## Begin Input

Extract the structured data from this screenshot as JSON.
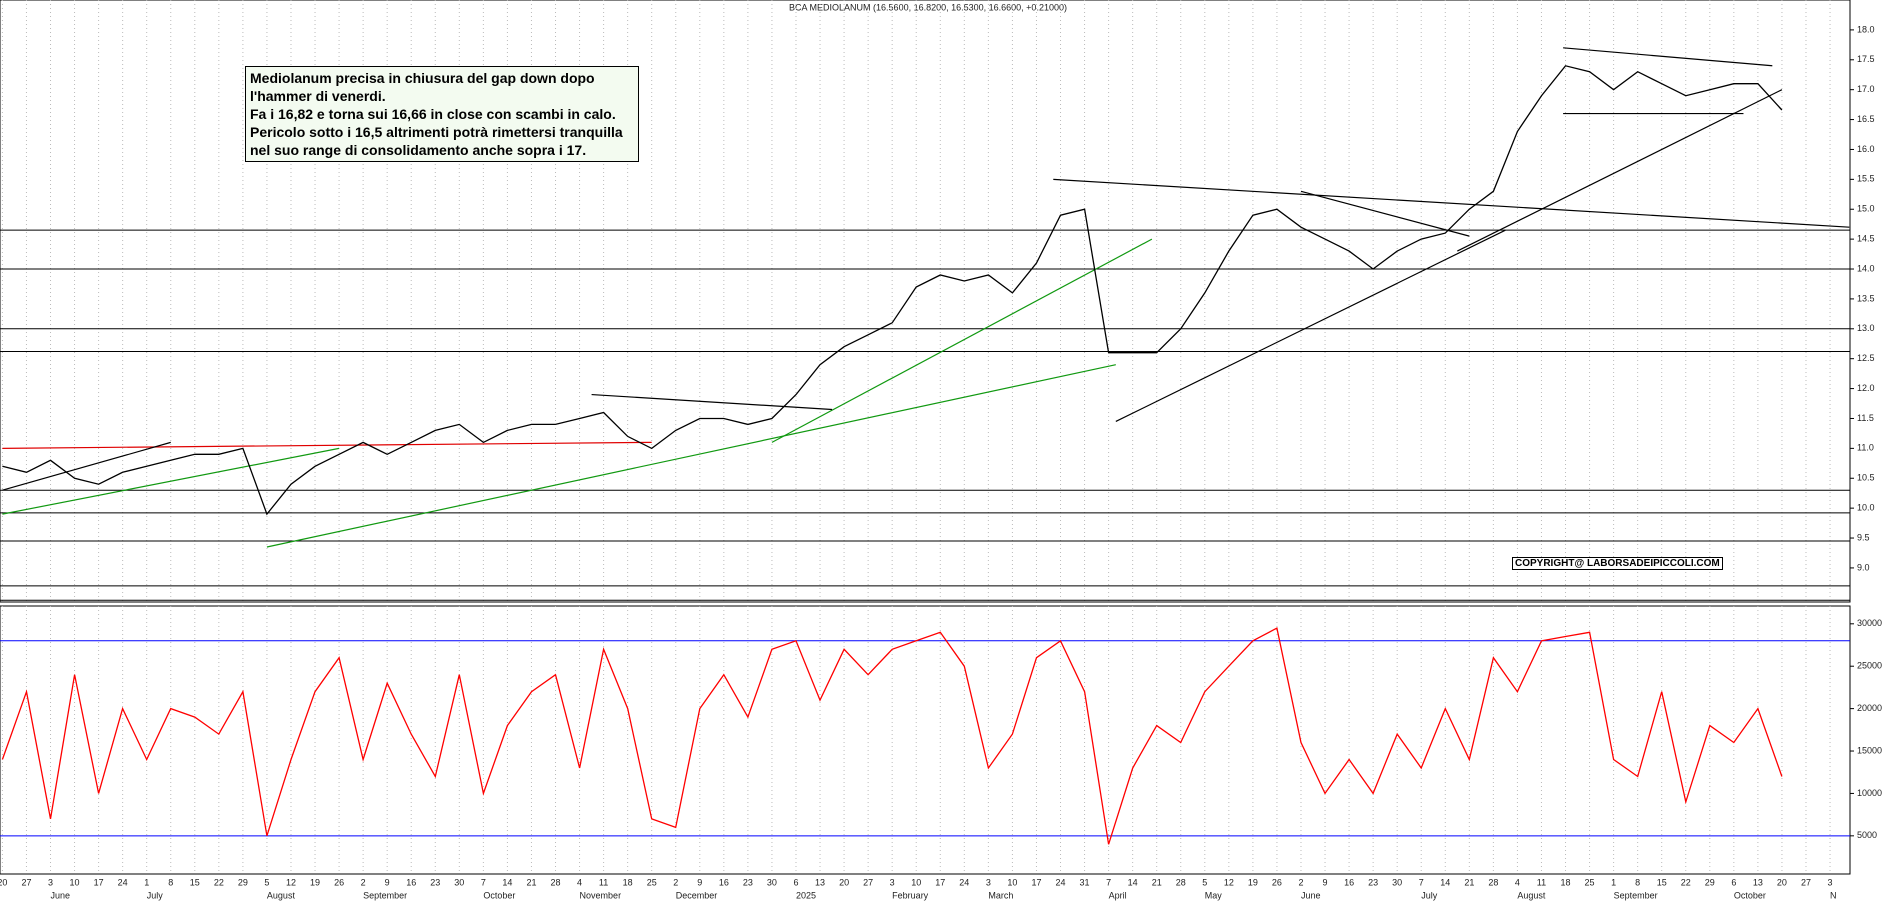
{
  "chart_data": [
    {
      "type": "line",
      "title": "BCA MEDIOLANUM (16.5600, 16.8200, 16.5300, 16.6600, +0.21000)",
      "annotation": [
        "Mediolanum  precisa  in chiusura del gap down dopo",
        "l'hammer di venerdi.",
        "Fa i 16,82 e torna sui 16,66 in close con scambi in calo.",
        "Pericolo sotto i 16,5 altrimenti potrà rimettersi tranquilla",
        "nel suo range di consolidamento anche sopra i 17."
      ],
      "copyright": "COPYRIGHT@ LABORSADEIPICCOLI.COM",
      "categories": [
        "20",
        "27",
        "3",
        "10",
        "17",
        "24",
        "1",
        "8",
        "15",
        "22",
        "29",
        "5",
        "12",
        "19",
        "26",
        "2",
        "9",
        "16",
        "23",
        "30",
        "7",
        "14",
        "21",
        "28",
        "4",
        "11",
        "18",
        "25",
        "2",
        "9",
        "16",
        "23",
        "30",
        "6",
        "13",
        "20",
        "27",
        "3",
        "10",
        "17",
        "24",
        "3",
        "10",
        "17",
        "24",
        "31",
        "7",
        "14",
        "21",
        "28",
        "5",
        "12",
        "19",
        "26",
        "2",
        "9",
        "16",
        "23",
        "30",
        "7",
        "14",
        "21",
        "28",
        "4",
        "11",
        "18",
        "25",
        "1",
        "8",
        "15",
        "22",
        "29",
        "6",
        "13",
        "20",
        "27",
        "3"
      ],
      "month_labels": [
        null,
        null,
        "June",
        null,
        null,
        null,
        "July",
        null,
        null,
        null,
        null,
        "August",
        null,
        null,
        null,
        "September",
        null,
        null,
        null,
        null,
        "October",
        null,
        null,
        null,
        "November",
        null,
        null,
        null,
        "December",
        null,
        null,
        null,
        null,
        "2025",
        null,
        null,
        null,
        "February",
        null,
        null,
        null,
        "March",
        null,
        null,
        null,
        null,
        "April",
        null,
        null,
        null,
        "May",
        null,
        null,
        null,
        "June",
        null,
        null,
        null,
        null,
        "July",
        null,
        null,
        null,
        "August",
        null,
        null,
        null,
        "September",
        null,
        null,
        null,
        null,
        "October",
        null,
        null,
        null,
        "N"
      ],
      "series": [
        {
          "name": "BCA MEDIOLANUM",
          "color": "#000000",
          "values": [
            10.7,
            10.6,
            10.8,
            10.5,
            10.4,
            10.6,
            10.7,
            10.8,
            10.9,
            10.9,
            11.0,
            9.9,
            10.4,
            10.7,
            10.9,
            11.1,
            10.9,
            11.1,
            11.3,
            11.4,
            11.1,
            11.3,
            11.4,
            11.4,
            11.5,
            11.6,
            11.2,
            11.0,
            11.3,
            11.5,
            11.5,
            11.4,
            11.5,
            11.9,
            12.4,
            12.7,
            12.9,
            13.1,
            13.7,
            13.9,
            13.8,
            13.9,
            13.6,
            14.1,
            14.9,
            15.0,
            12.6,
            12.6,
            12.6,
            13.0,
            13.6,
            14.3,
            14.9,
            15.0,
            14.7,
            14.5,
            14.3,
            14.0,
            14.3,
            14.5,
            14.6,
            15.0,
            15.3,
            16.3,
            16.9,
            17.4,
            17.3,
            17.0,
            17.3,
            17.1,
            16.9,
            17.0,
            17.1,
            17.1,
            16.66,
            null,
            null
          ]
        }
      ],
      "hlines": {
        "color": "#000000",
        "values": [
          14.65,
          14.0,
          13.0,
          12.62,
          10.3,
          9.92,
          9.45,
          8.7,
          8.46
        ]
      },
      "trendlines": [
        {
          "color": "#e00000",
          "x": [
            0,
            27
          ],
          "y": [
            11.0,
            11.1
          ]
        },
        {
          "color": "#119911",
          "x": [
            11,
            46.3
          ],
          "y": [
            9.35,
            12.4
          ]
        },
        {
          "color": "#119911",
          "x": [
            32,
            47.8
          ],
          "y": [
            11.1,
            14.5
          ]
        },
        {
          "color": "#119911",
          "x": [
            0,
            14
          ],
          "y": [
            9.9,
            11.0
          ]
        },
        {
          "color": "#000000",
          "x": [
            46.3,
            62.5
          ],
          "y": [
            11.45,
            14.65
          ]
        },
        {
          "color": "#000000",
          "x": [
            43.7,
            76.8
          ],
          "y": [
            15.5,
            14.7
          ]
        },
        {
          "color": "#000000",
          "x": [
            64.9,
            73.6
          ],
          "y": [
            17.7,
            17.4
          ]
        },
        {
          "color": "#000000",
          "x": [
            54,
            61
          ],
          "y": [
            15.3,
            14.55
          ]
        },
        {
          "color": "#000000",
          "x": [
            64.9,
            72.4
          ],
          "y": [
            16.6,
            16.6
          ]
        },
        {
          "color": "#000000",
          "x": [
            60.5,
            74
          ],
          "y": [
            14.3,
            17.0
          ]
        },
        {
          "color": "#000000",
          "x": [
            24.5,
            34.5
          ],
          "y": [
            11.9,
            11.65
          ]
        },
        {
          "color": "#000000",
          "x": [
            0,
            7
          ],
          "y": [
            10.3,
            11.1
          ]
        }
      ],
      "ylim": [
        8.43,
        18.5
      ],
      "yticks": [
        {
          "value": 9,
          "label": "9.0"
        },
        {
          "value": 9.5,
          "label": "9.5"
        },
        {
          "value": 10,
          "label": "10.0"
        },
        {
          "value": 10.5,
          "label": "10.5"
        },
        {
          "value": 11,
          "label": "11.0"
        },
        {
          "value": 11.5,
          "label": "11.5"
        },
        {
          "value": 12,
          "label": "12.0"
        },
        {
          "value": 12.5,
          "label": "12.5"
        },
        {
          "value": 13,
          "label": "13.0"
        },
        {
          "value": 13.5,
          "label": "13.5"
        },
        {
          "value": 14,
          "label": "14.0"
        },
        {
          "value": 14.5,
          "label": "14.5"
        },
        {
          "value": 15,
          "label": "15.0"
        },
        {
          "value": 15.5,
          "label": "15.5"
        },
        {
          "value": 16,
          "label": "16.0"
        },
        {
          "value": 16.5,
          "label": "16.5"
        },
        {
          "value": 17,
          "label": "17.0"
        },
        {
          "value": 17.5,
          "label": "17.5"
        },
        {
          "value": 18,
          "label": "18.0"
        }
      ],
      "grid": true
    },
    {
      "type": "line",
      "series": [
        {
          "color": "#ff0000",
          "values": [
            14000,
            22000,
            7000,
            24000,
            10000,
            20000,
            14000,
            20000,
            19000,
            17000,
            22000,
            5000,
            14000,
            22000,
            26000,
            14000,
            23000,
            17000,
            12000,
            24000,
            10000,
            18000,
            22000,
            24000,
            13000,
            27000,
            20000,
            7000,
            6000,
            20000,
            24000,
            19000,
            27000,
            28000,
            21000,
            27000,
            24000,
            27000,
            28000,
            29000,
            25000,
            13000,
            17000,
            26000,
            28000,
            22000,
            4000,
            13000,
            18000,
            16000,
            22000,
            25000,
            28000,
            29500,
            16000,
            10000,
            14000,
            10000,
            17000,
            13000,
            20000,
            14000,
            26000,
            22000,
            28000,
            28500,
            29000,
            14000,
            12000,
            22000,
            9000,
            18000,
            16000,
            20000,
            12000,
            null,
            null
          ]
        }
      ],
      "hlines": {
        "color": "#0000ff",
        "values": [
          28000,
          5000
        ]
      },
      "ylim": [
        500,
        32100
      ],
      "yticks": [
        5000,
        10000,
        15000,
        20000,
        25000,
        30000
      ]
    }
  ]
}
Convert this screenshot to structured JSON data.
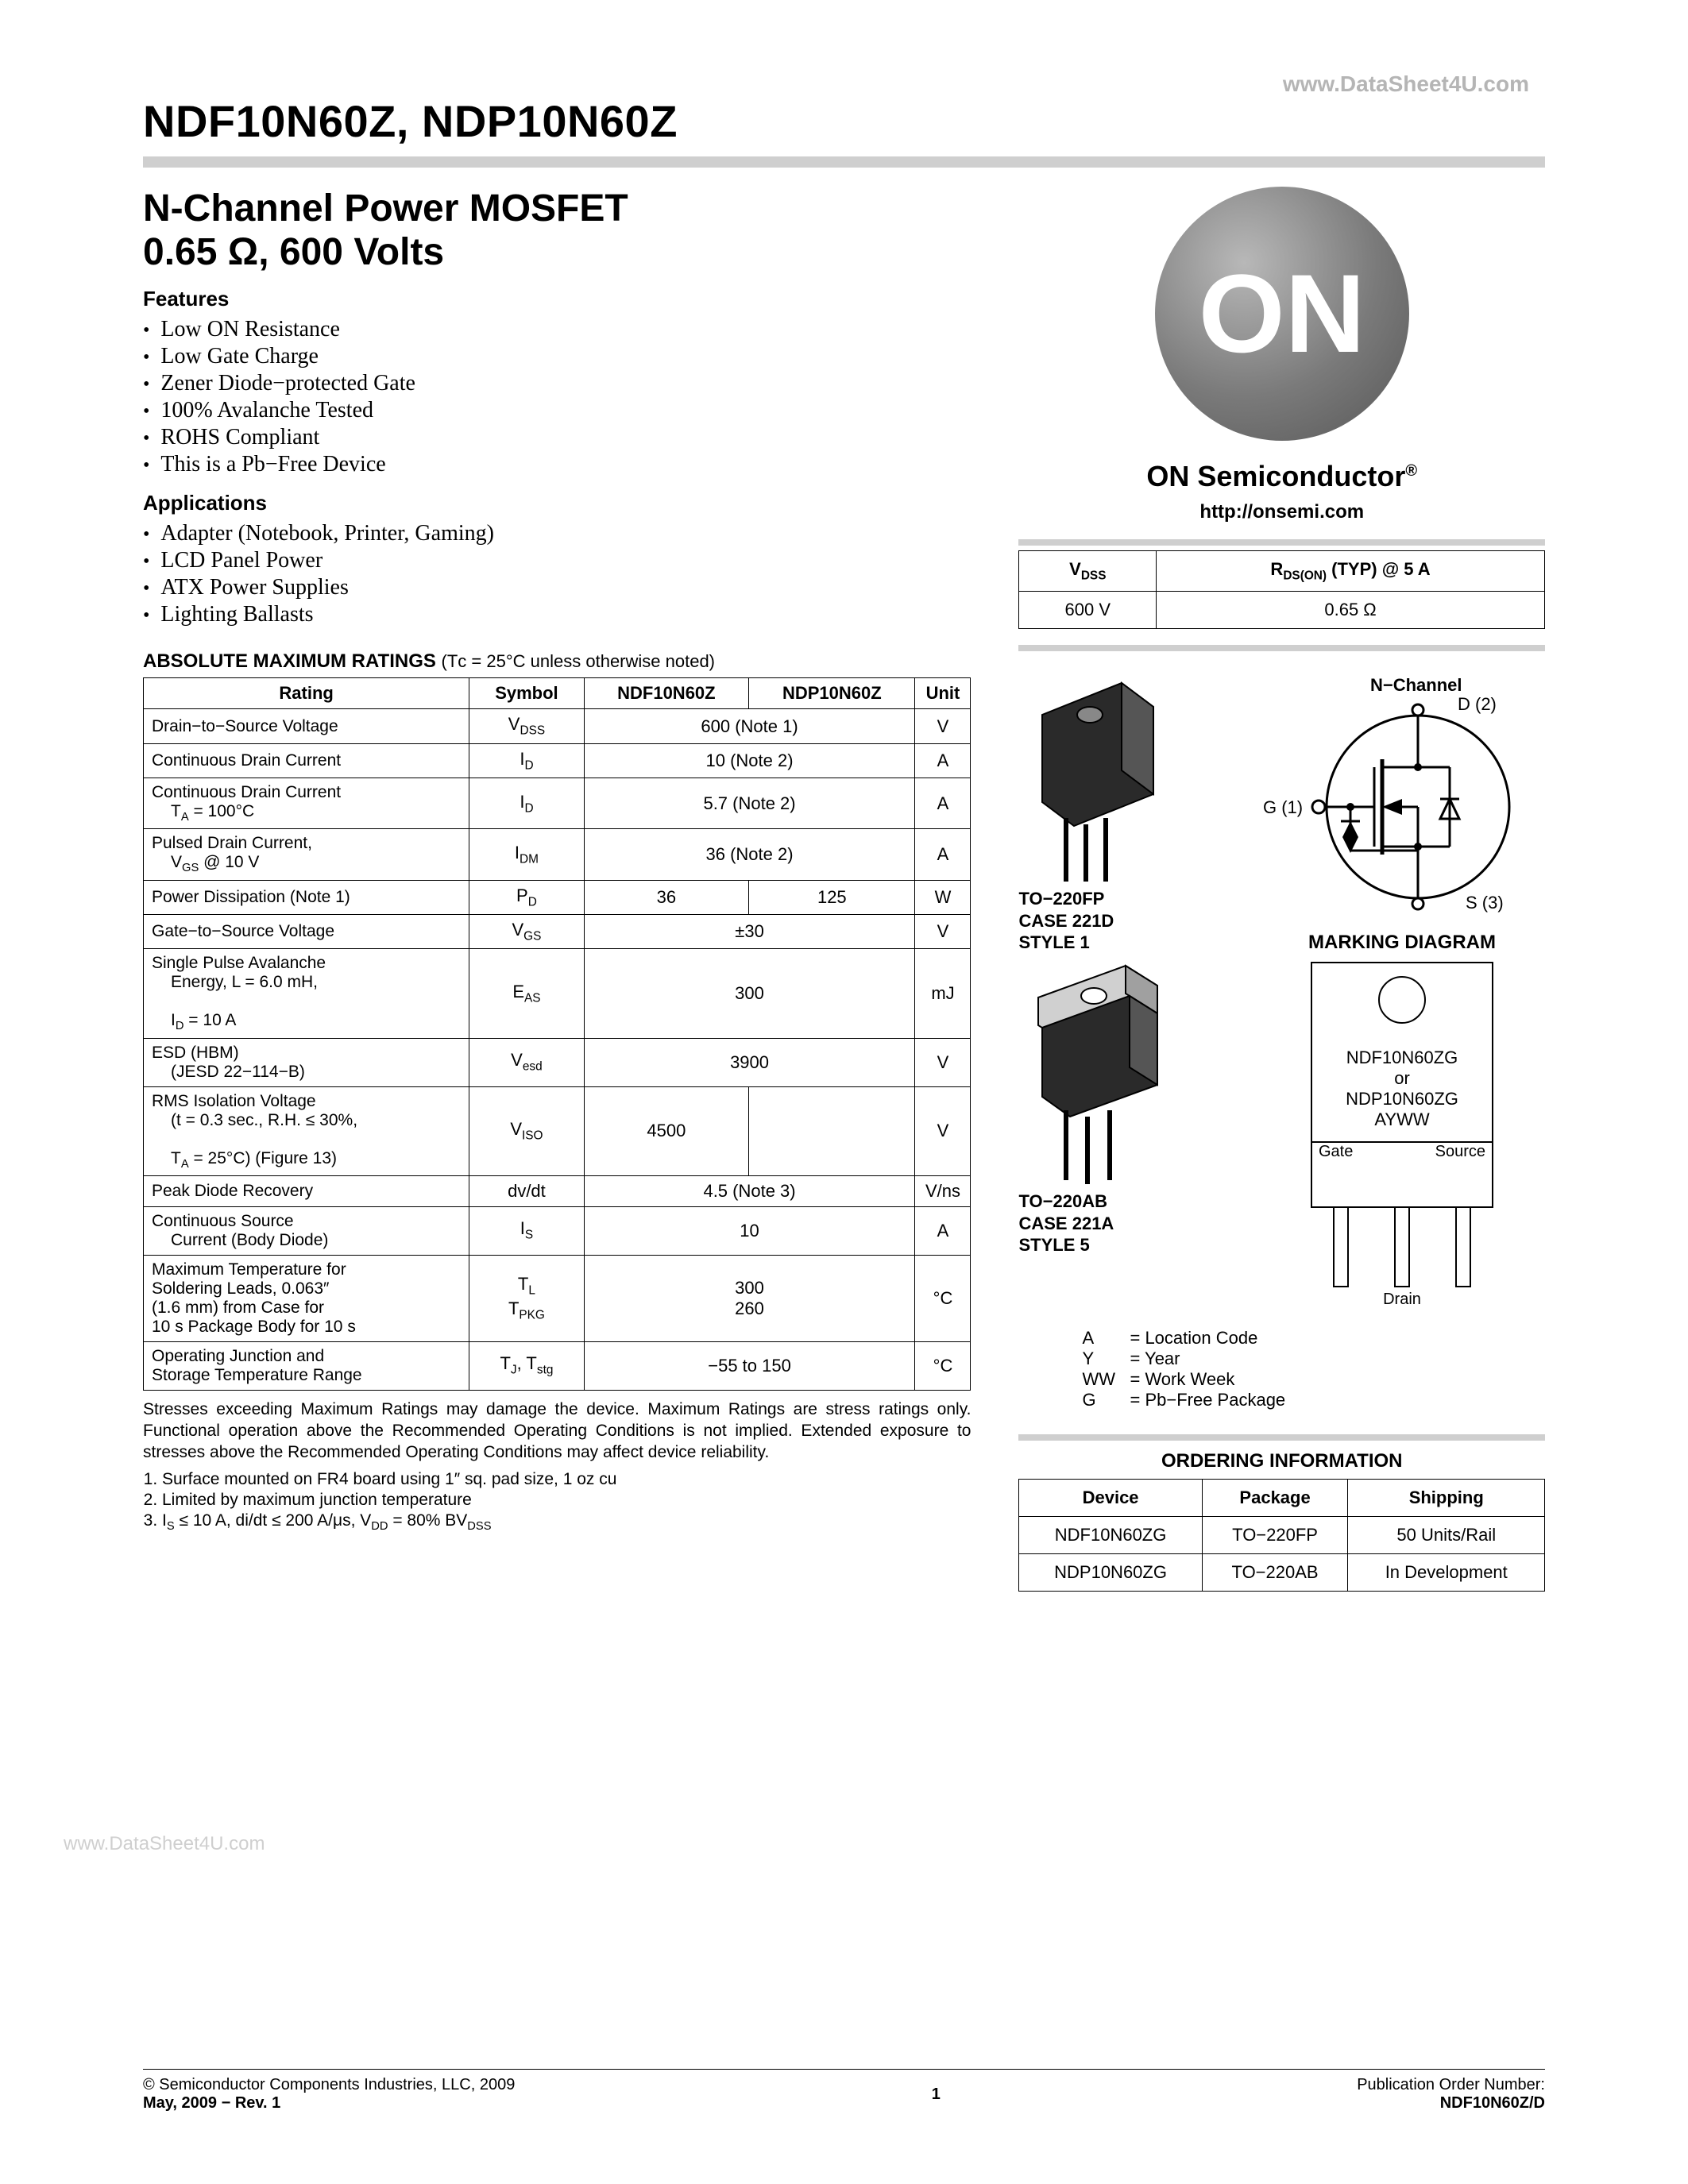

## End Input

• What this task involves:
Track down the lines that include the word "structured" and copy them.

• Reply to the task:
Extract the structured data from this screenshot as JSON.
Convert this screenshot to structured JSON data.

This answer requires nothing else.